Given information:
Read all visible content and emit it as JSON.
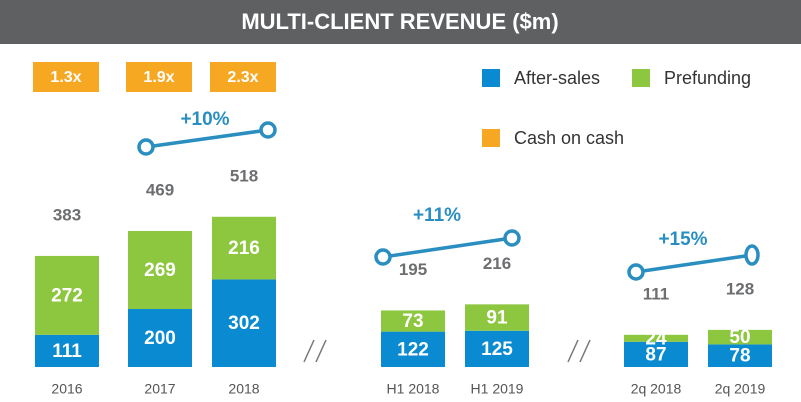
{
  "chart_data": {
    "type": "bar",
    "stacked": true,
    "title": "MULTI-CLIENT REVENUE ($m)",
    "categories": [
      "2016",
      "2017",
      "2018",
      "H1 2018",
      "H1 2019",
      "2q 2018",
      "2q 2019"
    ],
    "series": [
      {
        "name": "After-sales",
        "color": "#0a8ad0",
        "values": [
          111,
          200,
          302,
          122,
          125,
          87,
          78
        ]
      },
      {
        "name": "Prefunding",
        "color": "#8dc63f",
        "values": [
          272,
          269,
          216,
          73,
          91,
          24,
          50
        ]
      }
    ],
    "totals": [
      383,
      469,
      518,
      195,
      216,
      111,
      128
    ],
    "ylim": [
      0,
      1000
    ],
    "cash_on_cash": {
      "name": "Cash on cash",
      "color": "#f7a823",
      "values": [
        1.3,
        1.9,
        2.3
      ],
      "value_labels": [
        "1.3x",
        "1.9x",
        "2.3x"
      ]
    },
    "growth": [
      "+10%",
      "+11%",
      "+15%"
    ]
  }
}
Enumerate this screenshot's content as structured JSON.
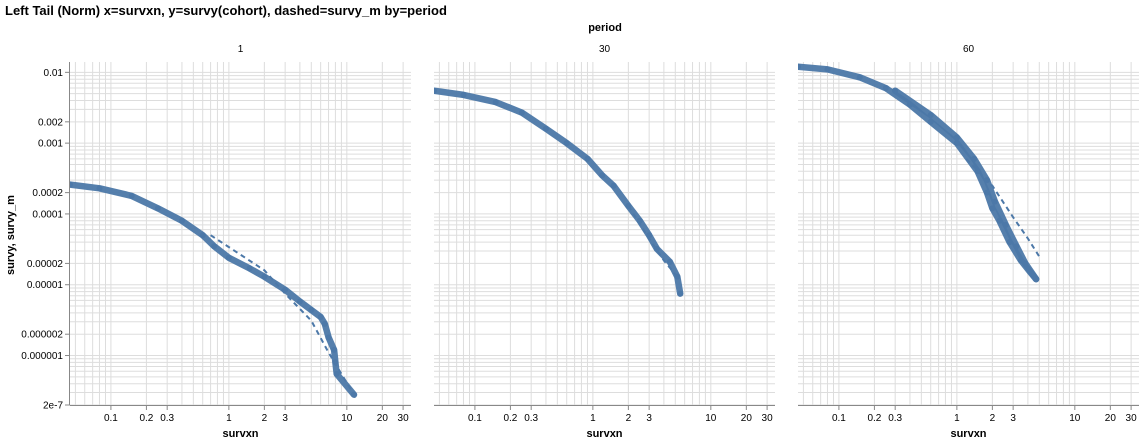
{
  "title": "Left Tail (Norm) x=survxn, y=survy(cohort), dashed=survy_m by=period",
  "facet_title": "period",
  "chart_data": {
    "type": "line",
    "xlabel": "survxn",
    "ylabel": "survy, survy_m",
    "x_scale": "log",
    "y_scale": "log",
    "xlim": [
      0.045,
      35
    ],
    "ylim": [
      2e-07,
      0.014
    ],
    "x_ticks": [
      {
        "v": 0.1,
        "label": "0.1"
      },
      {
        "v": 0.2,
        "label": "0.2"
      },
      {
        "v": 0.3,
        "label": "0.3"
      },
      {
        "v": 1,
        "label": "1"
      },
      {
        "v": 2,
        "label": "2"
      },
      {
        "v": 3,
        "label": "3"
      },
      {
        "v": 10,
        "label": "10"
      },
      {
        "v": 20,
        "label": "20"
      },
      {
        "v": 30,
        "label": "30"
      }
    ],
    "y_ticks": [
      {
        "v": 2e-07,
        "label": "2e-7"
      },
      {
        "v": 1e-06,
        "label": "0.000001"
      },
      {
        "v": 2e-06,
        "label": "0.000002"
      },
      {
        "v": 1e-05,
        "label": "0.00001"
      },
      {
        "v": 2e-05,
        "label": "0.00002"
      },
      {
        "v": 0.0001,
        "label": "0.0001"
      },
      {
        "v": 0.0002,
        "label": "0.0002"
      },
      {
        "v": 0.001,
        "label": "0.001"
      },
      {
        "v": 0.002,
        "label": "0.002"
      },
      {
        "v": 0.01,
        "label": "0.01"
      }
    ],
    "color": "#4c78a8",
    "panels": [
      {
        "label": "1",
        "series": [
          {
            "style": "solid",
            "points": [
              [
                0.045,
                0.00026
              ],
              [
                0.08,
                0.00023
              ],
              [
                0.15,
                0.00018
              ],
              [
                0.25,
                0.00012
              ],
              [
                0.4,
                8e-05
              ],
              [
                0.6,
                5e-05
              ],
              [
                0.75,
                3.5e-05
              ],
              [
                1,
                2.4e-05
              ],
              [
                1.5,
                1.7e-05
              ],
              [
                2,
                1.3e-05
              ],
              [
                3,
                8.5e-06
              ],
              [
                4,
                5.8e-06
              ],
              [
                5,
                4.4e-06
              ],
              [
                6,
                3.5e-06
              ],
              [
                6.5,
                2.8e-06
              ],
              [
                7,
                1.8e-06
              ],
              [
                7.8,
                1.2e-06
              ],
              [
                8,
                8e-07
              ],
              [
                8.2,
                5.5e-07
              ],
              [
                11.5,
                2.8e-07
              ]
            ]
          },
          {
            "style": "dashed",
            "points": [
              [
                0.7,
                5e-05
              ],
              [
                1,
                3.4e-05
              ],
              [
                2,
                1.6e-05
              ],
              [
                3,
                7.5e-06
              ],
              [
                5,
                3.1e-06
              ],
              [
                7,
                1.1e-06
              ],
              [
                9,
                5.5e-07
              ],
              [
                11.5,
                2.8e-07
              ]
            ]
          }
        ]
      },
      {
        "label": "30",
        "series": [
          {
            "style": "solid",
            "points": [
              [
                0.045,
                0.0055
              ],
              [
                0.08,
                0.0048
              ],
              [
                0.15,
                0.0038
              ],
              [
                0.25,
                0.0027
              ],
              [
                0.4,
                0.0016
              ],
              [
                0.6,
                0.001
              ],
              [
                0.9,
                0.0006
              ],
              [
                1.2,
                0.00035
              ],
              [
                1.5,
                0.00025
              ],
              [
                2,
                0.00013
              ],
              [
                2.5,
                8e-05
              ],
              [
                3,
                5e-05
              ],
              [
                3.5,
                3.2e-05
              ],
              [
                4.5,
                2.1e-05
              ],
              [
                5.2,
                1.3e-05
              ],
              [
                5.5,
                7.5e-06
              ]
            ]
          },
          {
            "style": "dashed",
            "points": [
              [
                2,
                0.00013
              ],
              [
                3,
                4.5e-05
              ],
              [
                4,
                2.2e-05
              ],
              [
                5,
                1.4e-05
              ],
              [
                5.3,
                1.2e-05
              ]
            ]
          }
        ]
      },
      {
        "label": "60",
        "series": [
          {
            "style": "solid",
            "points": [
              [
                0.045,
                0.012
              ],
              [
                0.08,
                0.011
              ],
              [
                0.15,
                0.0085
              ],
              [
                0.25,
                0.006
              ],
              [
                0.4,
                0.0035
              ],
              [
                0.6,
                0.002
              ],
              [
                1,
                0.001
              ],
              [
                1.5,
                0.0004
              ],
              [
                1.8,
                0.0002
              ],
              [
                2,
                0.00012
              ],
              [
                2.3,
                8e-05
              ],
              [
                2.8,
                4e-05
              ],
              [
                3.5,
                2.2e-05
              ],
              [
                4.2,
                1.5e-05
              ],
              [
                4.7,
                1.2e-05
              ]
            ]
          },
          {
            "style": "solid",
            "points": [
              [
                0.3,
                0.0055
              ],
              [
                0.6,
                0.0025
              ],
              [
                1,
                0.0012
              ],
              [
                1.4,
                0.0006
              ],
              [
                1.8,
                0.0003
              ],
              [
                2.1,
                0.00015
              ],
              [
                2.6,
                7e-05
              ],
              [
                3.2,
                3.5e-05
              ],
              [
                3.8,
                2e-05
              ],
              [
                4.7,
                1.2e-05
              ]
            ]
          },
          {
            "style": "dashed",
            "points": [
              [
                1.2,
                0.0006
              ],
              [
                2,
                0.00025
              ],
              [
                3,
                9e-05
              ],
              [
                4,
                4.5e-05
              ],
              [
                5,
                2.5e-05
              ]
            ]
          }
        ]
      }
    ]
  }
}
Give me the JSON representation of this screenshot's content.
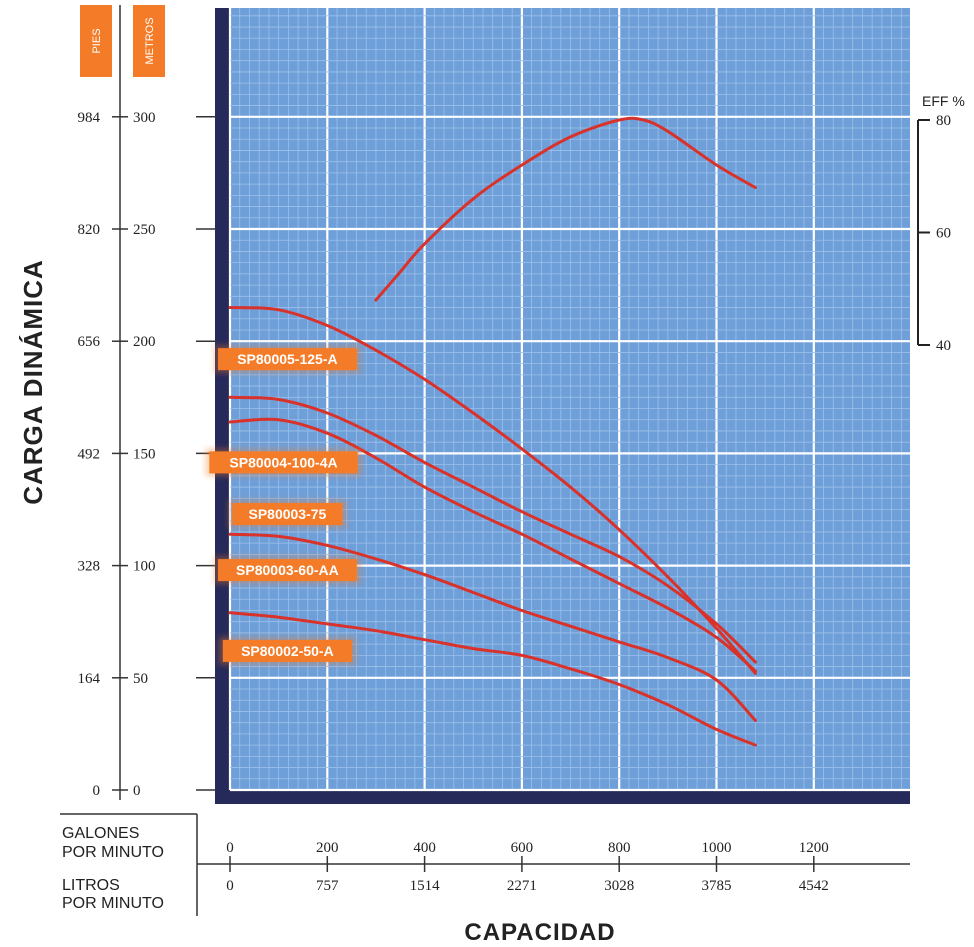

What you should do: Copy every record above exactly, leaving out the pictures.

Solution for this exercise:
Read all visible content and emit it as JSON.
{
  "chart_data": {
    "type": "bar",
    "stacked": true,
    "title": "MULTI-CLIENT REVENUE ($m)",
    "categories": [
      "2016",
      "2017",
      "2018",
      "H1 2018",
      "H1 2019",
      "2q 2018",
      "2q 2019"
    ],
    "series": [
      {
        "name": "After-sales",
        "color": "#0a8ad0",
        "values": [
          111,
          200,
          302,
          122,
          125,
          87,
          78
        ]
      },
      {
        "name": "Prefunding",
        "color": "#8dc63f",
        "values": [
          272,
          269,
          216,
          73,
          91,
          24,
          50
        ]
      }
    ],
    "totals": [
      383,
      469,
      518,
      195,
      216,
      111,
      128
    ],
    "ylim": [
      0,
      1000
    ],
    "cash_on_cash": {
      "name": "Cash on cash",
      "color": "#f7a823",
      "values": [
        1.3,
        1.9,
        2.3
      ],
      "value_labels": [
        "1.3x",
        "1.9x",
        "2.3x"
      ]
    },
    "growth": [
      "+10%",
      "+11%",
      "+15%"
    ]
  }
}
Enumerate this screenshot's content as structured JSON.
{
  "title": "Left Tail (Norm) x=survxn, y=survy(cohort), dashed=survy_m by=period",
  "facet_title": "period",
  "chart_data": {
    "type": "line",
    "xlabel": "survxn",
    "ylabel": "survy, survy_m",
    "x_scale": "log",
    "y_scale": "log",
    "xlim": [
      0.045,
      35
    ],
    "ylim": [
      2e-07,
      0.014
    ],
    "x_ticks": [
      {
        "v": 0.1,
        "label": "0.1"
      },
      {
        "v": 0.2,
        "label": "0.2"
      },
      {
        "v": 0.3,
        "label": "0.3"
      },
      {
        "v": 1,
        "label": "1"
      },
      {
        "v": 2,
        "label": "2"
      },
      {
        "v": 3,
        "label": "3"
      },
      {
        "v": 10,
        "label": "10"
      },
      {
        "v": 20,
        "label": "20"
      },
      {
        "v": 30,
        "label": "30"
      }
    ],
    "y_ticks": [
      {
        "v": 2e-07,
        "label": "2e-7"
      },
      {
        "v": 1e-06,
        "label": "0.000001"
      },
      {
        "v": 2e-06,
        "label": "0.000002"
      },
      {
        "v": 1e-05,
        "label": "0.00001"
      },
      {
        "v": 2e-05,
        "label": "0.00002"
      },
      {
        "v": 0.0001,
        "label": "0.0001"
      },
      {
        "v": 0.0002,
        "label": "0.0002"
      },
      {
        "v": 0.001,
        "label": "0.001"
      },
      {
        "v": 0.002,
        "label": "0.002"
      },
      {
        "v": 0.01,
        "label": "0.01"
      }
    ],
    "color": "#4c78a8",
    "panels": [
      {
        "label": "1",
        "series": [
          {
            "style": "solid",
            "points": [
              [
                0.045,
                0.00026
              ],
              [
                0.08,
                0.00023
              ],
              [
                0.15,
                0.00018
              ],
              [
                0.25,
                0.00012
              ],
              [
                0.4,
                8e-05
              ],
              [
                0.6,
                5e-05
              ],
              [
                0.75,
                3.5e-05
              ],
              [
                1,
                2.4e-05
              ],
              [
                1.5,
                1.7e-05
              ],
              [
                2,
                1.3e-05
              ],
              [
                3,
                8.5e-06
              ],
              [
                4,
                5.8e-06
              ],
              [
                5,
                4.4e-06
              ],
              [
                6,
                3.5e-06
              ],
              [
                6.5,
                2.8e-06
              ],
              [
                7,
                1.8e-06
              ],
              [
                7.8,
                1.2e-06
              ],
              [
                8,
                8e-07
              ],
              [
                8.2,
                5.5e-07
              ],
              [
                11.5,
                2.8e-07
              ]
            ]
          },
          {
            "style": "dashed",
            "points": [
              [
                0.7,
                5e-05
              ],
              [
                1,
                3.4e-05
              ],
              [
                2,
                1.6e-05
              ],
              [
                3,
                7.5e-06
              ],
              [
                5,
                3.1e-06
              ],
              [
                7,
                1.1e-06
              ],
              [
                9,
                5.5e-07
              ],
              [
                11.5,
                2.8e-07
              ]
            ]
          }
        ]
      },
      {
        "label": "30",
        "series": [
          {
            "style": "solid",
            "points": [
              [
                0.045,
                0.0055
              ],
              [
                0.08,
                0.0048
              ],
              [
                0.15,
                0.0038
              ],
              [
                0.25,
                0.0027
              ],
              [
                0.4,
                0.0016
              ],
              [
                0.6,
                0.001
              ],
              [
                0.9,
                0.0006
              ],
              [
                1.2,
                0.00035
              ],
              [
                1.5,
                0.00025
              ],
              [
                2,
                0.00013
              ],
              [
                2.5,
                8e-05
              ],
              [
                3,
                5e-05
              ],
              [
                3.5,
                3.2e-05
              ],
              [
                4.5,
                2.1e-05
              ],
              [
                5.2,
                1.3e-05
              ],
              [
                5.5,
                7.5e-06
              ]
            ]
          },
          {
            "style": "dashed",
            "points": [
              [
                2,
                0.00013
              ],
              [
                3,
                4.5e-05
              ],
              [
                4,
                2.2e-05
              ],
              [
                5,
                1.4e-05
              ],
              [
                5.3,
                1.2e-05
              ]
            ]
          }
        ]
      },
      {
        "label": "60",
        "series": [
          {
            "style": "solid",
            "points": [
              [
                0.045,
                0.012
              ],
              [
                0.08,
                0.011
              ],
              [
                0.15,
                0.0085
              ],
              [
                0.25,
                0.006
              ],
              [
                0.4,
                0.0035
              ],
              [
                0.6,
                0.002
              ],
              [
                1,
                0.001
              ],
              [
                1.5,
                0.0004
              ],
              [
                1.8,
                0.0002
              ],
              [
                2,
                0.00012
              ],
              [
                2.3,
                8e-05
              ],
              [
                2.8,
                4e-05
              ],
              [
                3.5,
                2.2e-05
              ],
              [
                4.2,
                1.5e-05
              ],
              [
                4.7,
                1.2e-05
              ]
            ]
          },
          {
            "style": "solid",
            "points": [
              [
                0.3,
                0.0055
              ],
              [
                0.6,
                0.0025
              ],
              [
                1,
                0.0012
              ],
              [
                1.4,
                0.0006
              ],
              [
                1.8,
                0.0003
              ],
              [
                2.1,
                0.00015
              ],
              [
                2.6,
                7e-05
              ],
              [
                3.2,
                3.5e-05
              ],
              [
                3.8,
                2e-05
              ],
              [
                4.7,
                1.2e-05
              ]
            ]
          },
          {
            "style": "dashed",
            "points": [
              [
                1.2,
                0.0006
              ],
              [
                2,
                0.00025
              ],
              [
                3,
                9e-05
              ],
              [
                4,
                4.5e-05
              ],
              [
                5,
                2.5e-05
              ]
            ]
          }
        ]
      }
    ]
  }
}
Give me the JSON representation of this screenshot's content.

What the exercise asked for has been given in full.